─── Recorded information ───
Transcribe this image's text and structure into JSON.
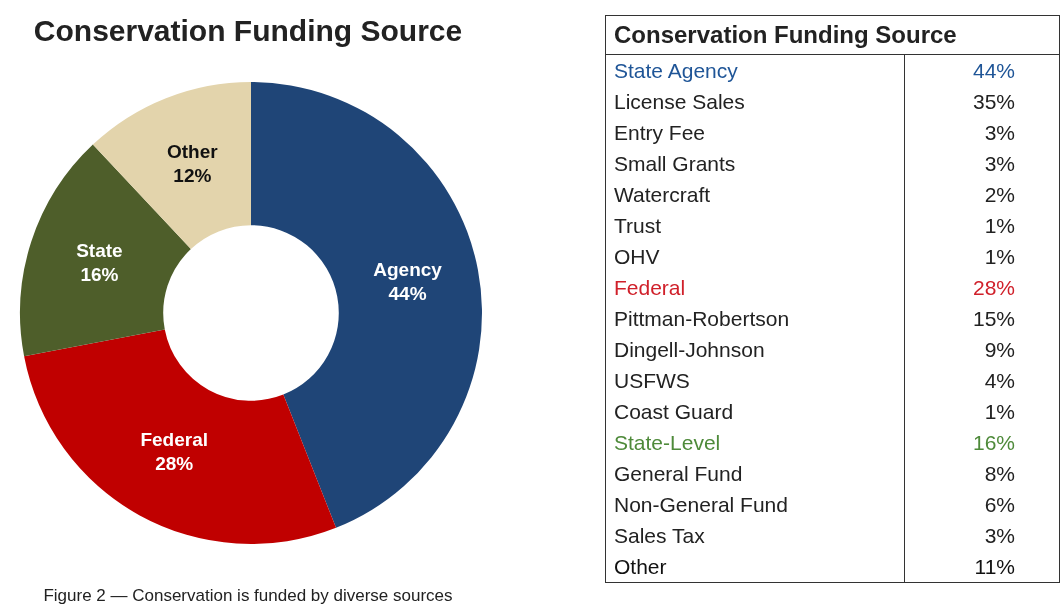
{
  "chart_data": [
    {
      "type": "donut",
      "title": "Conservation Funding Source",
      "categories": [
        "Agency",
        "Federal",
        "State",
        "Other"
      ],
      "values": [
        44,
        28,
        16,
        12
      ],
      "value_labels": [
        "44%",
        "28%",
        "16%",
        "12%"
      ],
      "colors": [
        "#1f4577",
        "#c00000",
        "#4e5e2a",
        "#e3d4ac"
      ],
      "legend": false,
      "annotations": [
        "Figure 2 — Conservation is funded by diverse sources"
      ]
    },
    {
      "type": "other",
      "title": "Conservation Funding Source",
      "categories": [
        "State Agency",
        "License Sales",
        "Entry Fee",
        "Small Grants",
        "Watercraft",
        "Trust",
        "OHV",
        "Federal",
        "Pittman-Robertson",
        "Dingell-Johnson",
        "USFWS",
        "Coast Guard",
        "State-Level",
        "General Fund",
        "Non-General Fund",
        "Sales Tax",
        "Other"
      ],
      "value_labels": [
        "44%",
        "35%",
        "3%",
        "3%",
        "2%",
        "1%",
        "1%",
        "28%",
        "15%",
        "9%",
        "4%",
        "1%",
        "16%",
        "8%",
        "6%",
        "3%",
        "11%"
      ],
      "colors": [
        "#1f5597",
        "#222222",
        "#222222",
        "#222222",
        "#222222",
        "#222222",
        "#222222",
        "#d0202a",
        "#222222",
        "#222222",
        "#222222",
        "#222222",
        "#4e8a3a",
        "#222222",
        "#222222",
        "#222222",
        "#111111"
      ]
    }
  ]
}
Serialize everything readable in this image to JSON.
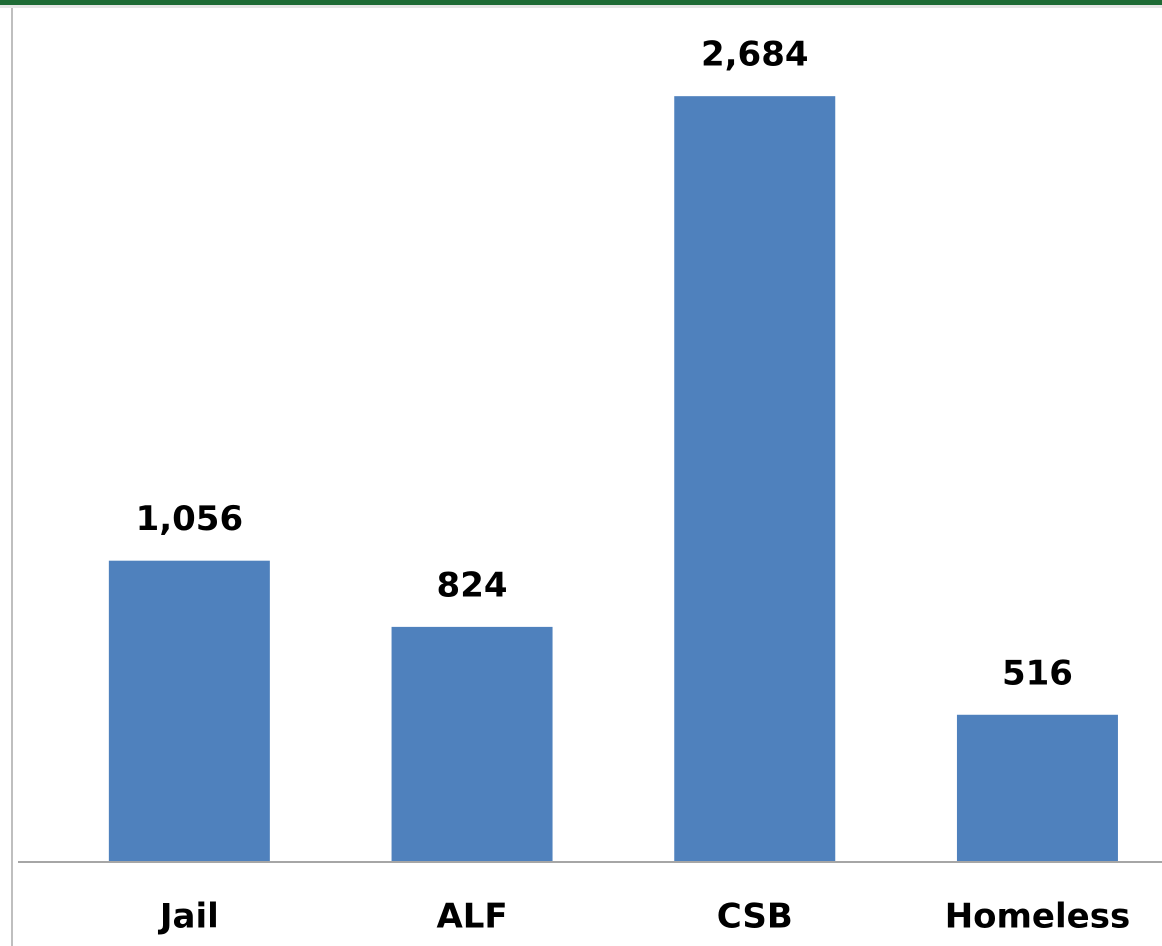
{
  "chart_data": {
    "type": "bar",
    "categories": [
      "Jail",
      "ALF",
      "CSB",
      "Homeless"
    ],
    "values": [
      1056,
      824,
      2684,
      516
    ],
    "value_labels": [
      "1,056",
      "824",
      "2,684",
      "516"
    ],
    "color": "#4f81bd",
    "ylim": [
      0,
      3000
    ]
  }
}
───
(Directions for this task):
What is the number of lines above that contain the string "JSON"? Answer with the number alone.

(Answer in full):
2